▸ The task
Copy out each line of the material in which the word "optional" appears.
───── Records shown
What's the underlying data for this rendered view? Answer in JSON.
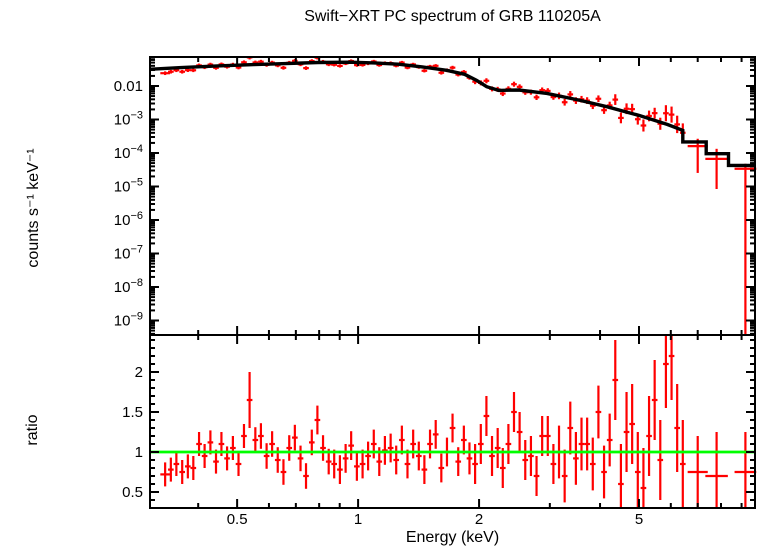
{
  "chart_data": {
    "type": "scatter",
    "title": "Swift−XRT PC spectrum of GRB 110205A",
    "xlabel": "Energy (keV)",
    "x_scale": "log",
    "x_range": [
      0.3035,
      9.72
    ],
    "x_major_ticks": [
      {
        "v": 0.5,
        "label": "0.5"
      },
      {
        "v": 1,
        "label": "1"
      },
      {
        "v": 2,
        "label": "2"
      },
      {
        "v": 5,
        "label": "5"
      }
    ],
    "x_minor_ticks": [
      0.4,
      0.6,
      0.7,
      0.8,
      0.9,
      3,
      4,
      6,
      7,
      8,
      9
    ],
    "colors": {
      "data": "#ff0000",
      "model": "#000000",
      "unity": "#00ff00",
      "axis": "#000000"
    },
    "panels": [
      {
        "name": "spectrum",
        "ylabel": "counts s⁻¹ keV⁻¹",
        "y_scale": "log",
        "y_range_log": [
          -9.43,
          -1.134
        ],
        "y_major_ticks": [
          {
            "log": -2,
            "label": "0.01"
          },
          {
            "log": -3,
            "base": "10",
            "exp": "−3"
          },
          {
            "log": -4,
            "base": "10",
            "exp": "−4"
          },
          {
            "log": -5,
            "base": "10",
            "exp": "−5"
          },
          {
            "log": -6,
            "base": "10",
            "exp": "−6"
          },
          {
            "log": -7,
            "base": "10",
            "exp": "−7"
          },
          {
            "log": -8,
            "base": "10",
            "exp": "−8"
          },
          {
            "log": -9,
            "base": "10",
            "exp": "−9"
          }
        ],
        "model_e_kev": [
          0.302,
          0.363,
          0.447,
          0.55,
          0.661,
          0.794,
          0.955,
          1.096,
          1.259,
          1.445,
          1.66,
          1.841,
          1.972,
          2.089,
          2.239,
          2.512,
          2.951,
          3.548,
          4.169,
          5.012,
          5.888,
          6.427
        ],
        "model_log10_counts": [
          -1.5,
          -1.45,
          -1.4,
          -1.36,
          -1.33,
          -1.3,
          -1.29,
          -1.31,
          -1.35,
          -1.43,
          -1.53,
          -1.65,
          -1.83,
          -2.02,
          -2.13,
          -2.12,
          -2.22,
          -2.42,
          -2.62,
          -2.88,
          -3.15,
          -3.325
        ],
        "model_steps_e1_e2_log10": [
          [
            6.427,
            7.35,
            -3.67
          ],
          [
            7.35,
            8.35,
            -4.02
          ],
          [
            8.35,
            9.72,
            -4.37
          ]
        ],
        "points_format": "[E_keV, log10_counts, err_up_dex, err_dn_dex(optional), bin_halfwidth_dex(optional)]",
        "points": [
          [
            0.331,
            -1.618,
            0.055,
            0.055,
            0.012
          ],
          [
            0.342,
            -1.574,
            0.055
          ],
          [
            0.353,
            -1.529,
            0.055
          ],
          [
            0.365,
            -1.574,
            0.055
          ],
          [
            0.377,
            -1.527,
            0.055
          ],
          [
            0.389,
            -1.53,
            0.055
          ],
          [
            0.402,
            -1.385,
            0.055
          ],
          [
            0.415,
            -1.44,
            0.055
          ],
          [
            0.429,
            -1.361,
            0.055
          ],
          [
            0.443,
            -1.458,
            0.055
          ],
          [
            0.457,
            -1.355,
            0.055
          ],
          [
            0.472,
            -1.425,
            0.055
          ],
          [
            0.488,
            -1.362,
            0.055
          ],
          [
            0.504,
            -1.448,
            0.055
          ],
          [
            0.52,
            -1.292,
            0.055
          ],
          [
            0.537,
            -1.147,
            0.06
          ],
          [
            0.555,
            -1.297,
            0.055
          ],
          [
            0.573,
            -1.274,
            0.055
          ],
          [
            0.592,
            -1.37,
            0.055
          ],
          [
            0.611,
            -1.302,
            0.055
          ],
          [
            0.631,
            -1.384,
            0.055
          ],
          [
            0.652,
            -1.457,
            0.055
          ],
          [
            0.674,
            -1.306,
            0.055
          ],
          [
            0.696,
            -1.25,
            0.055
          ],
          [
            0.719,
            -1.352,
            0.055
          ],
          [
            0.742,
            -1.466,
            0.055
          ],
          [
            0.767,
            -1.257,
            0.055
          ],
          [
            0.792,
            -1.154,
            0.055
          ],
          [
            0.818,
            -1.277,
            0.055
          ],
          [
            0.845,
            -1.352,
            0.055
          ],
          [
            0.872,
            -1.365,
            0.05
          ],
          [
            0.901,
            -1.4,
            0.05
          ],
          [
            0.931,
            -1.326,
            0.05
          ],
          [
            0.961,
            -1.256,
            0.05
          ],
          [
            0.993,
            -1.376,
            0.05
          ],
          [
            1.026,
            -1.371,
            0.05
          ],
          [
            1.059,
            -1.327,
            0.05
          ],
          [
            1.094,
            -1.269,
            0.05
          ],
          [
            1.129,
            -1.374,
            0.05
          ],
          [
            1.166,
            -1.317,
            0.05
          ],
          [
            1.205,
            -1.316,
            0.05
          ],
          [
            1.244,
            -1.392,
            0.05
          ],
          [
            1.285,
            -1.3,
            0.05
          ],
          [
            1.327,
            -1.45,
            0.05
          ],
          [
            1.371,
            -1.357,
            0.05
          ],
          [
            1.416,
            -1.435,
            0.05
          ],
          [
            1.462,
            -1.545,
            0.05
          ],
          [
            1.51,
            -1.419,
            0.05
          ],
          [
            1.56,
            -1.397,
            0.05
          ],
          [
            1.611,
            -1.604,
            0.055
          ],
          [
            1.664,
            -1.53,
            0.055
          ],
          [
            1.718,
            -1.452,
            0.055
          ],
          [
            1.775,
            -1.659,
            0.055
          ],
          [
            1.833,
            -1.58,
            0.055
          ],
          [
            1.893,
            -1.752,
            0.06
          ],
          [
            1.955,
            -1.871,
            0.075
          ],
          [
            2.02,
            -1.907,
            0.075
          ],
          [
            2.086,
            -1.844,
            0.075
          ],
          [
            2.154,
            -2.086,
            0.075
          ],
          [
            2.225,
            -2.1,
            0.075
          ],
          [
            2.291,
            -2.225,
            0.075
          ],
          [
            2.366,
            -2.084,
            0.075
          ],
          [
            2.443,
            -1.946,
            0.075
          ],
          [
            2.523,
            -2.026,
            0.075
          ],
          [
            2.606,
            -2.189,
            0.075
          ],
          [
            2.692,
            -2.185,
            0.075
          ],
          [
            2.78,
            -2.338,
            0.08
          ],
          [
            2.871,
            -2.124,
            0.08
          ],
          [
            2.965,
            -2.146,
            0.08
          ],
          [
            3.062,
            -2.331,
            0.08
          ],
          [
            3.162,
            -2.295,
            0.1
          ],
          [
            3.266,
            -2.485,
            0.1
          ],
          [
            3.373,
            -2.251,
            0.1
          ],
          [
            3.483,
            -2.436,
            0.1
          ],
          [
            3.597,
            -2.396,
            0.1
          ],
          [
            3.715,
            -2.436,
            0.1
          ],
          [
            3.837,
            -2.588,
            0.1
          ],
          [
            3.963,
            -2.381,
            0.1
          ],
          [
            4.093,
            -2.722,
            0.11
          ],
          [
            4.227,
            -2.579,
            0.11
          ],
          [
            4.365,
            -2.406,
            0.16
          ],
          [
            4.508,
            -2.953,
            0.16
          ],
          [
            4.656,
            -2.679,
            0.16
          ],
          [
            4.808,
            -2.691,
            0.16
          ],
          [
            4.966,
            -2.992,
            0.16
          ],
          [
            5.129,
            -3.179,
            0.18
          ],
          [
            5.297,
            -2.894,
            0.16
          ],
          [
            5.47,
            -2.81,
            0.16
          ],
          [
            5.649,
            -3.127,
            0.18
          ],
          [
            5.834,
            -2.813,
            0.24
          ],
          [
            6.026,
            -2.854,
            0.24
          ],
          [
            6.223,
            -3.146,
            0.26
          ],
          [
            6.427,
            -3.396,
            0.28
          ],
          [
            7.0,
            -3.795,
            0.22,
            0.8,
            0.025
          ],
          [
            7.8,
            -4.175,
            0.3,
            0.9,
            0.028
          ],
          [
            9.2,
            -4.47,
            0.15,
            5.0,
            0.027
          ]
        ]
      },
      {
        "name": "ratio",
        "ylabel": "ratio",
        "y_scale": "linear",
        "y_range": [
          0.3,
          2.4625
        ],
        "y_major_ticks": [
          {
            "v": 0.5,
            "label": "0.5"
          },
          {
            "v": 1,
            "label": "1"
          },
          {
            "v": 1.5,
            "label": "1.5"
          },
          {
            "v": 2,
            "label": "2"
          }
        ],
        "y_minor_step": 0.1,
        "unity_line": 1.0,
        "points_format": "[E_keV, ratio, err, bin_halfwidth_dex(optional)]",
        "points": [
          [
            0.331,
            0.72,
            0.15,
            0.012
          ],
          [
            0.342,
            0.78,
            0.15
          ],
          [
            0.353,
            0.85,
            0.15
          ],
          [
            0.365,
            0.75,
            0.15
          ],
          [
            0.377,
            0.82,
            0.15
          ],
          [
            0.389,
            0.8,
            0.15
          ],
          [
            0.402,
            1.1,
            0.15
          ],
          [
            0.415,
            0.95,
            0.15
          ],
          [
            0.429,
            1.12,
            0.15
          ],
          [
            0.443,
            0.88,
            0.15
          ],
          [
            0.457,
            1.1,
            0.15
          ],
          [
            0.472,
            0.92,
            0.15
          ],
          [
            0.488,
            1.05,
            0.15
          ],
          [
            0.504,
            0.85,
            0.15
          ],
          [
            0.52,
            1.2,
            0.15
          ],
          [
            0.537,
            1.65,
            0.35
          ],
          [
            0.555,
            1.15,
            0.16
          ],
          [
            0.573,
            1.2,
            0.16
          ],
          [
            0.592,
            0.95,
            0.16
          ],
          [
            0.611,
            1.1,
            0.16
          ],
          [
            0.631,
            0.9,
            0.16
          ],
          [
            0.652,
            0.75,
            0.16
          ],
          [
            0.674,
            1.05,
            0.16
          ],
          [
            0.696,
            1.18,
            0.16
          ],
          [
            0.719,
            0.92,
            0.16
          ],
          [
            0.742,
            0.7,
            0.16
          ],
          [
            0.767,
            1.12,
            0.16
          ],
          [
            0.792,
            1.4,
            0.18
          ],
          [
            0.818,
            1.05,
            0.16
          ],
          [
            0.845,
            0.88,
            0.16
          ],
          [
            0.872,
            0.85,
            0.18
          ],
          [
            0.901,
            0.78,
            0.18
          ],
          [
            0.931,
            0.92,
            0.18
          ],
          [
            0.961,
            1.08,
            0.18
          ],
          [
            0.993,
            0.82,
            0.18
          ],
          [
            1.026,
            0.85,
            0.18
          ],
          [
            1.059,
            0.95,
            0.18
          ],
          [
            1.094,
            1.1,
            0.18
          ],
          [
            1.129,
            0.88,
            0.18
          ],
          [
            1.166,
            1.02,
            0.18
          ],
          [
            1.205,
            1.05,
            0.18
          ],
          [
            1.244,
            0.9,
            0.18
          ],
          [
            1.285,
            1.15,
            0.18
          ],
          [
            1.327,
            0.85,
            0.18
          ],
          [
            1.371,
            1.1,
            0.18
          ],
          [
            1.416,
            0.95,
            0.18
          ],
          [
            1.462,
            0.78,
            0.18
          ],
          [
            1.51,
            1.1,
            0.18
          ],
          [
            1.56,
            1.22,
            0.18
          ],
          [
            1.611,
            0.8,
            0.18
          ],
          [
            1.664,
            1.0,
            0.18
          ],
          [
            1.718,
            1.3,
            0.18
          ],
          [
            1.775,
            0.88,
            0.18
          ],
          [
            1.833,
            1.15,
            0.18
          ],
          [
            1.893,
            0.92,
            0.2
          ],
          [
            1.955,
            0.85,
            0.25
          ],
          [
            2.02,
            1.1,
            0.25
          ],
          [
            2.086,
            1.45,
            0.25
          ],
          [
            2.154,
            0.95,
            0.25
          ],
          [
            2.225,
            1.05,
            0.25
          ],
          [
            2.291,
            0.8,
            0.25
          ],
          [
            2.366,
            1.1,
            0.25
          ],
          [
            2.443,
            1.5,
            0.25
          ],
          [
            2.523,
            1.25,
            0.25
          ],
          [
            2.606,
            0.9,
            0.25
          ],
          [
            2.692,
            0.95,
            0.25
          ],
          [
            2.78,
            0.7,
            0.25
          ],
          [
            2.871,
            1.2,
            0.25
          ],
          [
            2.965,
            1.2,
            0.25
          ],
          [
            3.062,
            0.85,
            0.25
          ],
          [
            3.162,
            1.0,
            0.33
          ],
          [
            3.266,
            0.7,
            0.33
          ],
          [
            3.373,
            1.3,
            0.33
          ],
          [
            3.483,
            0.92,
            0.33
          ],
          [
            3.597,
            1.1,
            0.33
          ],
          [
            3.715,
            1.1,
            0.33
          ],
          [
            3.837,
            0.85,
            0.33
          ],
          [
            3.963,
            1.5,
            0.33
          ],
          [
            4.093,
            0.75,
            0.33
          ],
          [
            4.227,
            1.15,
            0.33
          ],
          [
            4.365,
            1.9,
            0.5
          ],
          [
            4.508,
            0.6,
            0.5
          ],
          [
            4.656,
            1.25,
            0.5
          ],
          [
            4.808,
            1.35,
            0.5
          ],
          [
            4.966,
            0.75,
            0.5
          ],
          [
            5.129,
            0.55,
            0.5
          ],
          [
            5.297,
            1.2,
            0.5
          ],
          [
            5.47,
            1.65,
            0.5
          ],
          [
            5.649,
            0.9,
            0.5
          ],
          [
            5.834,
            2.1,
            0.55
          ],
          [
            6.026,
            2.2,
            0.55
          ],
          [
            6.223,
            1.3,
            0.55
          ],
          [
            6.427,
            0.85,
            0.55
          ],
          [
            7.0,
            0.75,
            0.45,
            0.025
          ],
          [
            7.8,
            0.7,
            0.55,
            0.028
          ],
          [
            9.2,
            0.75,
            0.5,
            0.027
          ]
        ]
      }
    ]
  }
}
──────────
▸ The answer
        "points_format": "[E_keV, log10_counts, err_up_dex, err_dn_dex(optional), bin_halfwidth_dex(optional)]",
        "points_format": "[E_keV, ratio, err, bin_halfwidth_dex(optional)]",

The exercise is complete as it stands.